• Given instruction
Please print the full listing exactly.

(Stored items from a collection)
* * *
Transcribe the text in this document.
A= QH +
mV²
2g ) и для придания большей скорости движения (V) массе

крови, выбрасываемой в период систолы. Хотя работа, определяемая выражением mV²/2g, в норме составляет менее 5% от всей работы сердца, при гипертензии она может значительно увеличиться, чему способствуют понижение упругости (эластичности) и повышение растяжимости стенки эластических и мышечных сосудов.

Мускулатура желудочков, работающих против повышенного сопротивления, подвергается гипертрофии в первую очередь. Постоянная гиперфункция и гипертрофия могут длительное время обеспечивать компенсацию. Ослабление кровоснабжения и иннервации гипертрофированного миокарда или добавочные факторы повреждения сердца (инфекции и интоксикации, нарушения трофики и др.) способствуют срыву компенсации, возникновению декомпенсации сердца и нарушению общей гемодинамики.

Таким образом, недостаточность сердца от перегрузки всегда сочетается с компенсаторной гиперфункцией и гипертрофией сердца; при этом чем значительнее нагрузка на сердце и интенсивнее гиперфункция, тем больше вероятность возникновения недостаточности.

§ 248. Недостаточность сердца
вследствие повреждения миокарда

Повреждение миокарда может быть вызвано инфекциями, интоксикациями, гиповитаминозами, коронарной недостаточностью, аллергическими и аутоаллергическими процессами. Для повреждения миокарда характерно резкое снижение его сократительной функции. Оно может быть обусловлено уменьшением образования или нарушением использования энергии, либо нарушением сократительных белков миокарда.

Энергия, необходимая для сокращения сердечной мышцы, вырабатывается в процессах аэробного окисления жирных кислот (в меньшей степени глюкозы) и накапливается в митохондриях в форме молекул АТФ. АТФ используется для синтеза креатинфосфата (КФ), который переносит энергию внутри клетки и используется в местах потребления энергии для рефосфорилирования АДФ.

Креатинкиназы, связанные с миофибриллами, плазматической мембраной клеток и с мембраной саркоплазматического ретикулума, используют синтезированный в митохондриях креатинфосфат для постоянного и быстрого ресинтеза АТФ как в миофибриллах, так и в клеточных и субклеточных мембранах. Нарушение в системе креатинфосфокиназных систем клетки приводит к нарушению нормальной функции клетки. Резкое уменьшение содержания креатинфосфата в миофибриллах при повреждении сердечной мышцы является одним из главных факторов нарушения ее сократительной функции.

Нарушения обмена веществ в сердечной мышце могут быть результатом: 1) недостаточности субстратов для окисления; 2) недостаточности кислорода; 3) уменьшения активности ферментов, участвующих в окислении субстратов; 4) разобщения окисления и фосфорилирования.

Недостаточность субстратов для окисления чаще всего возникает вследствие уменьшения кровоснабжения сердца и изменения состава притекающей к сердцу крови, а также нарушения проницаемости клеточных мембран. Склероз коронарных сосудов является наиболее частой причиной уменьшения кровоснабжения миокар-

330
* * *
• Right answer
Transcribe the text in this document.
A= QH +
mV²
2g ) и для придания большей скорости движения (V) массе

крови, выбрасываемой в период систолы. Хотя работа, определяемая выражением mV²/2g, в норме составляет менее 5% от всей работы сердца, при гипертензии она может значительно увеличиться, чему способствуют понижение упругости (эластичности) и повышение растяжимости стенки эластических и мышечных сосудов.

Мускулатура желудочков, работающих против повышенного сопротивления, подвергается гипертрофии в первую очередь. Постоянная гиперфункция и гипертрофия могут длительное время обеспечивать компенсацию. Ослабление кровоснабжения и иннервации гипертрофированного миокарда или добавочные факторы повреждения сердца (инфекции и интоксикации, нарушения трофики и др.) способствуют срыву компенсации, возникновению декомпенсации сердца и нарушению общей гемодинамики.

Таким образом, недостаточность сердца от перегрузки всегда сочетается с компенсаторной гиперфункцией и гипертрофией сердца; при этом чем значительнее нагрузка на сердце и интенсивнее гиперфункция, тем больше вероятность возникновения недостаточности.

§ 248. Недостаточность сердца
вследствие повреждения миокарда

Повреждение миокарда может быть вызвано инфекциями, интоксикациями, гиповитаминозами, коронарной недостаточностью, аллергическими и аутоаллергическими процессами. Для повреждения миокарда характерно резкое снижение его сократительной функции. Оно может быть обусловлено уменьшением образования или нарушением использования энергии, либо нарушением сократительных белков миокарда.

Энергия, необходимая для сокращения сердечной мышцы, вырабатывается в процессах аэробного окисления жирных кислот (в меньшей степени глюкозы) и накапливается в митохондриях в форме молекул АТФ. АТФ используется для синтеза креатинфосфата (КФ), который переносит энергию внутри клетки и используется в местах потребления энергии для рефосфорилирования АДФ.

Креатинкиназы, связанные с миофибриллами, плазматической мембраной клеток и с мембраной саркоплазматического ретикулума, используют синтезированный в митохондриях креатинфосфат для постоянного и быстрого ресинтеза АТФ как в миофибриллах, так и в клеточных и субклеточных мембранах. Нарушение в системе креатинфосфокиназных систем клетки приводит к нарушению нормальной функции клетки. Резкое уменьшение содержания креатинфосфата в миофибриллах при повреждении сердечной мышцы является одним из главных факторов нарушения ее сократительной функции.

Нарушения обмена веществ в сердечной мышце могут быть результатом: 1) недостаточности субстратов для окисления; 2) недостаточности кислорода; 3) уменьшения активности ферментов, участвующих в окислении субстратов; 4) разобщения окисления и фосфорилирования.

Недостаточность субстратов для окисления чаще всего возникает вследствие уменьшения кровоснабжения сердца и изменения состава притекающей к сердцу крови, а также нарушения проницаемости клеточных мембран. Склероз коронарных сосудов является наиболее частой причиной уменьшения кровоснабжения миокар-

330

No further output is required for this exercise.